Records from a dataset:
--- START ---
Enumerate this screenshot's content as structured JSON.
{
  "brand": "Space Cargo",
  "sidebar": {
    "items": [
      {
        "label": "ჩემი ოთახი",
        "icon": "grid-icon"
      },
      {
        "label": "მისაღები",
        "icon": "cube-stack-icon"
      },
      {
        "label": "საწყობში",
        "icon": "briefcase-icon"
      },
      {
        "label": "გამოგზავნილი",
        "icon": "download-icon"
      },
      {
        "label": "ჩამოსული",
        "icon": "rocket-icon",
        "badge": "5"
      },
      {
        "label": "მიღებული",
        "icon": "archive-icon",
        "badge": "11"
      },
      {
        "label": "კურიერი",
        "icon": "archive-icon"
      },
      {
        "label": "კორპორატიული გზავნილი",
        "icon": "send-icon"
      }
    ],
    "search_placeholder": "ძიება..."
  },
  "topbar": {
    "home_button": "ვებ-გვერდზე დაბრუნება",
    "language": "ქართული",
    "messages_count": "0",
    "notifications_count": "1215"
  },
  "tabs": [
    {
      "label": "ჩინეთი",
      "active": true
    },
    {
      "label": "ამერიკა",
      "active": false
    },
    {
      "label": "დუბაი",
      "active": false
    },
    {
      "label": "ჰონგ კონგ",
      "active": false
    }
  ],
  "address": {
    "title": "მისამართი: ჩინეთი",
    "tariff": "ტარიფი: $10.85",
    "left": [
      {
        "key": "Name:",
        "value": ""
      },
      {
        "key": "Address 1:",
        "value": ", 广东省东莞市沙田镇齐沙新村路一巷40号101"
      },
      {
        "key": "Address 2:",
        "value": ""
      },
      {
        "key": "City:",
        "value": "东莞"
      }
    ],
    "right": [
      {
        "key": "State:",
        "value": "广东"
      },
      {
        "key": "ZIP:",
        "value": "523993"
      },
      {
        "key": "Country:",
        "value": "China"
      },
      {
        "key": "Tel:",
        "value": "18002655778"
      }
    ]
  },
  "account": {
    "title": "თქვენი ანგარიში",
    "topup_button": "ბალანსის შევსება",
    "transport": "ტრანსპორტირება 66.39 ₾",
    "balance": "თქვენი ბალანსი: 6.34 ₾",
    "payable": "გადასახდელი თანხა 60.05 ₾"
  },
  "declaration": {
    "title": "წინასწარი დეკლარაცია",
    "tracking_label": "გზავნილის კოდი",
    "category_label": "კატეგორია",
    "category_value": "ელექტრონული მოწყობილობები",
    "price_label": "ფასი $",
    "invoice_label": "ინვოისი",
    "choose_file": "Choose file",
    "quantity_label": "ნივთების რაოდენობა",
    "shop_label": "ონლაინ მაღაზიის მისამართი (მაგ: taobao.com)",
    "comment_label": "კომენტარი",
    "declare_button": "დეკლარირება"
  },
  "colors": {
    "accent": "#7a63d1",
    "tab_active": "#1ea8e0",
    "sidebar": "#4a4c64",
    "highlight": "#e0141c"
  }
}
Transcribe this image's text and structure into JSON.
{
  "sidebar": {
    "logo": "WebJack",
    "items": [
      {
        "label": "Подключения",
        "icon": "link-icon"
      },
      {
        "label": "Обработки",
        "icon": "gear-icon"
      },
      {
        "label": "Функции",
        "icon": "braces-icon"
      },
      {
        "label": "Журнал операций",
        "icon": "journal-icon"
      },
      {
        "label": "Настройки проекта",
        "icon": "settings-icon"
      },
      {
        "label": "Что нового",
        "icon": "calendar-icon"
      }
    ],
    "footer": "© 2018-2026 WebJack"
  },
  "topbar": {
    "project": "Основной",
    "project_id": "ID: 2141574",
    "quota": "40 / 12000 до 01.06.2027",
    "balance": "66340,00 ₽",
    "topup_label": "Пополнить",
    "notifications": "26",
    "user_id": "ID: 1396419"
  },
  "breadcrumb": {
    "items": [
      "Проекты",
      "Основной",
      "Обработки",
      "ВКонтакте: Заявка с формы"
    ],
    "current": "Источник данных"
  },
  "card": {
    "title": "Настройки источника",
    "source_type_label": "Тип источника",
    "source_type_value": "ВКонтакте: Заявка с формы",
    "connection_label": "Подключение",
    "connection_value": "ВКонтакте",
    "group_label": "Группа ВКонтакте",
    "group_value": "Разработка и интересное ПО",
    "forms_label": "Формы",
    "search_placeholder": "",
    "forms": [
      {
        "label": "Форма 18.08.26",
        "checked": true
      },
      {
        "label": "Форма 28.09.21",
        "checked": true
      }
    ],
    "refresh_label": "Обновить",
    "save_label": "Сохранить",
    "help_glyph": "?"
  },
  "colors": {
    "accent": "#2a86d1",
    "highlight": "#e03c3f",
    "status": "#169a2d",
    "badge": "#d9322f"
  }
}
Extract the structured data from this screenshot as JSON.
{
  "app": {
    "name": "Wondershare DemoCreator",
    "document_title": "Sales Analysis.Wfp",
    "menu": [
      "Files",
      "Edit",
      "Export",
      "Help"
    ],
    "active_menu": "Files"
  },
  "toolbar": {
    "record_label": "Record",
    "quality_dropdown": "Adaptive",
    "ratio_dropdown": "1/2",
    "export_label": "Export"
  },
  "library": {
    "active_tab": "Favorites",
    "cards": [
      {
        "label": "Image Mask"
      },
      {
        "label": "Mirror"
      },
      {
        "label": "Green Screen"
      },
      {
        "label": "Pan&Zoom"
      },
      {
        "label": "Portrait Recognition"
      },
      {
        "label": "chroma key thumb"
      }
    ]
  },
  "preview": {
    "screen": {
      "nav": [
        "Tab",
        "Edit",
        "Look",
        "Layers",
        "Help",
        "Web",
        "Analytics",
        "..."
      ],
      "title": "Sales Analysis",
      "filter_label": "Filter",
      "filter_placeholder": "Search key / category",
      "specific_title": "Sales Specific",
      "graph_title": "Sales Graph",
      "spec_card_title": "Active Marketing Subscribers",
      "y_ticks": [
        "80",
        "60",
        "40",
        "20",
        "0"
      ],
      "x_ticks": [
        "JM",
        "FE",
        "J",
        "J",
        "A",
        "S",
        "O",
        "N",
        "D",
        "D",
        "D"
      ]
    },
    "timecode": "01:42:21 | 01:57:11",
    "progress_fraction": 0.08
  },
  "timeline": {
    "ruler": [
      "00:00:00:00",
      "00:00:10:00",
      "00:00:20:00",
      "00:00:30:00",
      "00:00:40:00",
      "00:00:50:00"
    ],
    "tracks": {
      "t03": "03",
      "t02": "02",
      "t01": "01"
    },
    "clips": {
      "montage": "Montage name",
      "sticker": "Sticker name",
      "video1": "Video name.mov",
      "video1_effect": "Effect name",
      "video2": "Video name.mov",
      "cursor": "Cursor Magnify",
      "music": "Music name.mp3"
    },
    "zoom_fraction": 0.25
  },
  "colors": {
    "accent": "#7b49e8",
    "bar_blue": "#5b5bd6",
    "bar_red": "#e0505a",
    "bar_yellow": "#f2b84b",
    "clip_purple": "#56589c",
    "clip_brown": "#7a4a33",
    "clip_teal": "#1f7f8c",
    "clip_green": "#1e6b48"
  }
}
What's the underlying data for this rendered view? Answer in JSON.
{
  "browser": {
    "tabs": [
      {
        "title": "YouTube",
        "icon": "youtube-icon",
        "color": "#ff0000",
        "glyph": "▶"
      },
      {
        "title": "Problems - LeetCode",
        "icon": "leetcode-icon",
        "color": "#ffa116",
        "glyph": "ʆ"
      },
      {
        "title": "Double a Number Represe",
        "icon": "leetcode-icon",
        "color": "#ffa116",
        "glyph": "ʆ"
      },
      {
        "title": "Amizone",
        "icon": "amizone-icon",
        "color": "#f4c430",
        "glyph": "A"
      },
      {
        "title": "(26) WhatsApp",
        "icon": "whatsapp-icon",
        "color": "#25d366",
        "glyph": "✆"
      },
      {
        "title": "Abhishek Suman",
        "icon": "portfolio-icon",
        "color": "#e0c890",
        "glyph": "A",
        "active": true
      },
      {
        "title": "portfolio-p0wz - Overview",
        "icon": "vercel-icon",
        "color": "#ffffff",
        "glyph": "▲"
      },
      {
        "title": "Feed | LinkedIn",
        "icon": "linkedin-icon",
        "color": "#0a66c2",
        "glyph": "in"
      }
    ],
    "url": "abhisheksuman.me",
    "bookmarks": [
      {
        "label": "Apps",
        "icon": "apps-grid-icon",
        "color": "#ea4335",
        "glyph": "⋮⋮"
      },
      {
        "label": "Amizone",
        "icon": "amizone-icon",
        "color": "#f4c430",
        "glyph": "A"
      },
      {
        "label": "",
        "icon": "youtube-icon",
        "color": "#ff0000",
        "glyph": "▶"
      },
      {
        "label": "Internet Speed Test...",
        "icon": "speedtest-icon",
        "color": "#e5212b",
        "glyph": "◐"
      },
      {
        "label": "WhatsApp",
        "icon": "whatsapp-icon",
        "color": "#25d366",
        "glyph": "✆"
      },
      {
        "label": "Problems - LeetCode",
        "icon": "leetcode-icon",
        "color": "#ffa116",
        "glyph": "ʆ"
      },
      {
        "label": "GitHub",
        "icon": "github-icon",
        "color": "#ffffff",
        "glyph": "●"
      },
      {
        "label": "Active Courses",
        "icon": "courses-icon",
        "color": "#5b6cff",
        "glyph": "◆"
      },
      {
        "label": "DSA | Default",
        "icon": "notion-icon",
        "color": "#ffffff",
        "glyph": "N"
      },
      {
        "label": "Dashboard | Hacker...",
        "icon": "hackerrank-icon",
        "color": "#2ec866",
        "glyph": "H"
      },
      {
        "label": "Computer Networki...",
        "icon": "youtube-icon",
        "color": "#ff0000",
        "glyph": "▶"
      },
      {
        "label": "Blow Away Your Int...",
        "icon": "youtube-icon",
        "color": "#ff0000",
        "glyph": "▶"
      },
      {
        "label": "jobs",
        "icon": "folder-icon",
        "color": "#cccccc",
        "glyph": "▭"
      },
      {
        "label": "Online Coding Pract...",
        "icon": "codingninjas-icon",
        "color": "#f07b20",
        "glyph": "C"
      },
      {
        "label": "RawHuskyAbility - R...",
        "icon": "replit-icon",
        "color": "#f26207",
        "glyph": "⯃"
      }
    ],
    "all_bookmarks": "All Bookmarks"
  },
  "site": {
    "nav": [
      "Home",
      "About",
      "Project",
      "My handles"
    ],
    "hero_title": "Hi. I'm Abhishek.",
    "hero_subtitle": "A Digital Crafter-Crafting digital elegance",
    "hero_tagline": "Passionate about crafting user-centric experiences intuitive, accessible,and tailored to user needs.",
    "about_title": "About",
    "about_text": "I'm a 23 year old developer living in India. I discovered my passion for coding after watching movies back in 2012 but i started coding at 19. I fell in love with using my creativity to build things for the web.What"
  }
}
--- END ---
Task prompt:
Show every line in the entries where the string "JSON" occurs.

Output for this exercise:
Enumerate this screenshot's content as structured JSON.
Transcribe this image's text and structure into JSON.
Extract the structured data from this screenshot as JSON.
What's the underlying data for this rendered view? Answer in JSON.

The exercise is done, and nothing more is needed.